> _Problem requirements_: All of the data below must be repeated exactly.

[Stored records]
= = =
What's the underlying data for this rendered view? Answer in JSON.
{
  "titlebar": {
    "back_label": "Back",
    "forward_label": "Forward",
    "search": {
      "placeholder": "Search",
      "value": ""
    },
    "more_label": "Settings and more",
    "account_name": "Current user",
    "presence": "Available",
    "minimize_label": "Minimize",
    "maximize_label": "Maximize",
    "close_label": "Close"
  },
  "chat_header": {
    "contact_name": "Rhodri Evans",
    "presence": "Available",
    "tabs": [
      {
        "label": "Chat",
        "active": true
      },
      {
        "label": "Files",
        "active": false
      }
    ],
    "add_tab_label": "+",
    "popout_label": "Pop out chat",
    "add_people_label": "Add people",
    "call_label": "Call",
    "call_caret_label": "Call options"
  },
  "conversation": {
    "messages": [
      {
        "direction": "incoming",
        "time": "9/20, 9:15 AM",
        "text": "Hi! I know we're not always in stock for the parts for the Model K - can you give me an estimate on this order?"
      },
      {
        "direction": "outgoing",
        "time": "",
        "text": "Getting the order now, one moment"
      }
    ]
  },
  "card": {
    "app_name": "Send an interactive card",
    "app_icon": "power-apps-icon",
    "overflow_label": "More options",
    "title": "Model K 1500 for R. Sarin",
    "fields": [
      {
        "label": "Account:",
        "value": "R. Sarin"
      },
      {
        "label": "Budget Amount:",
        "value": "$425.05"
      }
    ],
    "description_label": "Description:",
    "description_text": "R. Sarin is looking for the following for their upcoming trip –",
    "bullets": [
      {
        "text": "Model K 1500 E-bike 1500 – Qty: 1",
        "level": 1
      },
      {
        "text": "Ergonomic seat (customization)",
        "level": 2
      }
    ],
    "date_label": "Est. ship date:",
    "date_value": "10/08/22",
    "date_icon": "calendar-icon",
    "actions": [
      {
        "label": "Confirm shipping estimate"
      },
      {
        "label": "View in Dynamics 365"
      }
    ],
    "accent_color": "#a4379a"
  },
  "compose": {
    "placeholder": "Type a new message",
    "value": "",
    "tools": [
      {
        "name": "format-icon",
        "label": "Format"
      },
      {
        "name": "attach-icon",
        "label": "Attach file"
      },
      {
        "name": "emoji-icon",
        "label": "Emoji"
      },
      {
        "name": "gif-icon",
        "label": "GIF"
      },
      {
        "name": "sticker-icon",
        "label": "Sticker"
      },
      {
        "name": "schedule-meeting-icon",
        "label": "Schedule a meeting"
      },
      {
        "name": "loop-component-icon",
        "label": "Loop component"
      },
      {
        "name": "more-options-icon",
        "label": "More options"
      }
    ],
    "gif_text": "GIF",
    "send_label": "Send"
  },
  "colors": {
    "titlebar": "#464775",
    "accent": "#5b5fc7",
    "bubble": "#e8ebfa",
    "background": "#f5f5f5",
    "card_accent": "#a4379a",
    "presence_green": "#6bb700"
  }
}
= = =
> _Response to this exercise_:
What's the underlying data for this rendered view? Answer in JSON.
{
  "titlebar": {
    "back_label": "Back",
    "forward_label": "Forward",
    "search": {
      "placeholder": "Search",
      "value": ""
    },
    "more_label": "Settings and more",
    "account_name": "Current user",
    "presence": "Available",
    "minimize_label": "Minimize",
    "maximize_label": "Maximize",
    "close_label": "Close"
  },
  "chat_header": {
    "contact_name": "Rhodri Evans",
    "presence": "Available",
    "tabs": [
      {
        "label": "Chat",
        "active": true
      },
      {
        "label": "Files",
        "active": false
      }
    ],
    "add_tab_label": "+",
    "popout_label": "Pop out chat",
    "add_people_label": "Add people",
    "call_label": "Call",
    "call_caret_label": "Call options"
  },
  "conversation": {
    "messages": [
      {
        "direction": "incoming",
        "time": "9/20, 9:15 AM",
        "text": "Hi! I know we're not always in stock for the parts for the Model K - can you give me an estimate on this order?"
      },
      {
        "direction": "outgoing",
        "time": "",
        "text": "Getting the order now, one moment"
      }
    ]
  },
  "card": {
    "app_name": "Send an interactive card",
    "app_icon": "power-apps-icon",
    "overflow_label": "More options",
    "title": "Model K 1500 for R. Sarin",
    "fields": [
      {
        "label": "Account:",
        "value": "R. Sarin"
      },
      {
        "label": "Budget Amount:",
        "value": "$425.05"
      }
    ],
    "description_label": "Description:",
    "description_text": "R. Sarin is looking for the following for their upcoming trip –",
    "bullets": [
      {
        "text": "Model K 1500 E-bike 1500 – Qty: 1",
        "level": 1
      },
      {
        "text": "Ergonomic seat (customization)",
        "level": 2
      }
    ],
    "date_label": "Est. ship date:",
    "date_value": "10/08/22",
    "date_icon": "calendar-icon",
    "actions": [
      {
        "label": "Confirm shipping estimate"
      },
      {
        "label": "View in Dynamics 365"
      }
    ],
    "accent_color": "#a4379a"
  },
  "compose": {
    "placeholder": "Type a new message",
    "value": "",
    "tools": [
      {
        "name": "format-icon",
        "label": "Format"
      },
      {
        "name": "attach-icon",
        "label": "Attach file"
      },
      {
        "name": "emoji-icon",
        "label": "Emoji"
      },
      {
        "name": "gif-icon",
        "label": "GIF"
      },
      {
        "name": "sticker-icon",
        "label": "Sticker"
      },
      {
        "name": "schedule-meeting-icon",
        "label": "Schedule a meeting"
      },
      {
        "name": "loop-component-icon",
        "label": "Loop component"
      },
      {
        "name": "more-options-icon",
        "label": "More options"
      }
    ],
    "gif_text": "GIF",
    "send_label": "Send"
  },
  "colors": {
    "titlebar": "#464775",
    "accent": "#5b5fc7",
    "bubble": "#e8ebfa",
    "background": "#f5f5f5",
    "card_accent": "#a4379a",
    "presence_green": "#6bb700"
  }
}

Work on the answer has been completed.